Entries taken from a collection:
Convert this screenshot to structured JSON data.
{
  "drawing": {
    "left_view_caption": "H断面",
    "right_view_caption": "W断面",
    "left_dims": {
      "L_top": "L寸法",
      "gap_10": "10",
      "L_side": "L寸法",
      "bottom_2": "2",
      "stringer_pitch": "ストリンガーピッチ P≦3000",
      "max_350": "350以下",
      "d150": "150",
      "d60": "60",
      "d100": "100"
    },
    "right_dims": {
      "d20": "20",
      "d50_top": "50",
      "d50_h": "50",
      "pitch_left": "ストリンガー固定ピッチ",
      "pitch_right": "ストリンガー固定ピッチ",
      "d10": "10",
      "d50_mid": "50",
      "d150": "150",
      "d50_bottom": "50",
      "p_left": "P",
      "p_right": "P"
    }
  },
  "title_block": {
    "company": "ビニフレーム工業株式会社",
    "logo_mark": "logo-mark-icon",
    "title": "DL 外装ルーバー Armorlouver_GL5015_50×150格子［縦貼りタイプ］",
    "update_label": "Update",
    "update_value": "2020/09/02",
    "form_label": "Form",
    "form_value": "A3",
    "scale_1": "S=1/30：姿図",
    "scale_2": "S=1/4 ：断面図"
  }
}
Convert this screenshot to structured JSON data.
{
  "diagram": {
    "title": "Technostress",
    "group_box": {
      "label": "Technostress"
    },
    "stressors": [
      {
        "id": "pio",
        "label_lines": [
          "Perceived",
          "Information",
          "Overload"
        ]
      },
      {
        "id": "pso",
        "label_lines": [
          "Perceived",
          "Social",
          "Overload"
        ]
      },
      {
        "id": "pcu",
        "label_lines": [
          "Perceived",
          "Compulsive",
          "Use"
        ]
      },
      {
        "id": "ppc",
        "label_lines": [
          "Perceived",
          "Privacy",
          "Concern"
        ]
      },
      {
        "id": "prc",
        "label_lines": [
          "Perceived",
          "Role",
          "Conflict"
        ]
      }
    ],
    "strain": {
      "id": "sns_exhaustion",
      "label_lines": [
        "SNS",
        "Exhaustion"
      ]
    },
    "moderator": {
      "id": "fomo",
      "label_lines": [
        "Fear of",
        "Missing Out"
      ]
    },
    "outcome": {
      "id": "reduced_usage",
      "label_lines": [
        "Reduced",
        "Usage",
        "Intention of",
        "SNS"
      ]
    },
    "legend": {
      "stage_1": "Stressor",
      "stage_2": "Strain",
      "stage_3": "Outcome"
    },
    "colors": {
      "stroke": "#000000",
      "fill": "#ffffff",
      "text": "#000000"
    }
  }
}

## Task instructions
Take the lines above and retype all of them exactly.

## Reply to the exercise
Convert this screenshot to structured JSON data.
{
  "drawing": {
    "left_view_caption": "H断面",
    "right_view_caption": "W断面",
    "left_dims": {
      "L_top": "L寸法",
      "gap_10": "10",
      "L_side": "L寸法",
      "bottom_2": "2",
      "stringer_pitch": "ストリンガーピッチ P≦3000",
      "max_350": "350以下",
      "d150": "150",
      "d60": "60",
      "d100": "100"
    },
    "right_dims": {
      "d20": "20",
      "d50_top": "50",
      "d50_h": "50",
      "pitch_left": "ストリンガー固定ピッチ",
      "pitch_right": "ストリンガー固定ピッチ",
      "d10": "10",
      "d50_mid": "50",
      "d150": "150",
      "d50_bottom": "50",
      "p_left": "P",
      "p_right": "P"
    }
  },
  "title_block": {
    "company": "ビニフレーム工業株式会社",
    "logo_mark": "logo-mark-icon",
    "title": "DL 外装ルーバー Armorlouver_GL5015_50×150格子［縦貼りタイプ］",
    "update_label": "Update",
    "update_value": "2020/09/02",
    "form_label": "Form",
    "form_value": "A3",
    "scale_1": "S=1/30：姿図",
    "scale_2": "S=1/4 ：断面図"
  }
}
Convert this screenshot to structured JSON data.
{
  "diagram": {
    "title": "Technostress",
    "group_box": {
      "label": "Technostress"
    },
    "stressors": [
      {
        "id": "pio",
        "label_lines": [
          "Perceived",
          "Information",
          "Overload"
        ]
      },
      {
        "id": "pso",
        "label_lines": [
          "Perceived",
          "Social",
          "Overload"
        ]
      },
      {
        "id": "pcu",
        "label_lines": [
          "Perceived",
          "Compulsive",
          "Use"
        ]
      },
      {
        "id": "ppc",
        "label_lines": [
          "Perceived",
          "Privacy",
          "Concern"
        ]
      },
      {
        "id": "prc",
        "label_lines": [
          "Perceived",
          "Role",
          "Conflict"
        ]
      }
    ],
    "strain": {
      "id": "sns_exhaustion",
      "label_lines": [
        "SNS",
        "Exhaustion"
      ]
    },
    "moderator": {
      "id": "fomo",
      "label_lines": [
        "Fear of",
        "Missing Out"
      ]
    },
    "outcome": {
      "id": "reduced_usage",
      "label_lines": [
        "Reduced",
        "Usage",
        "Intention of",
        "SNS"
      ]
    },
    "legend": {
      "stage_1": "Stressor",
      "stage_2": "Strain",
      "stage_3": "Outcome"
    },
    "colors": {
      "stroke": "#000000",
      "fill": "#ffffff",
      "text": "#000000"
    }
  }
}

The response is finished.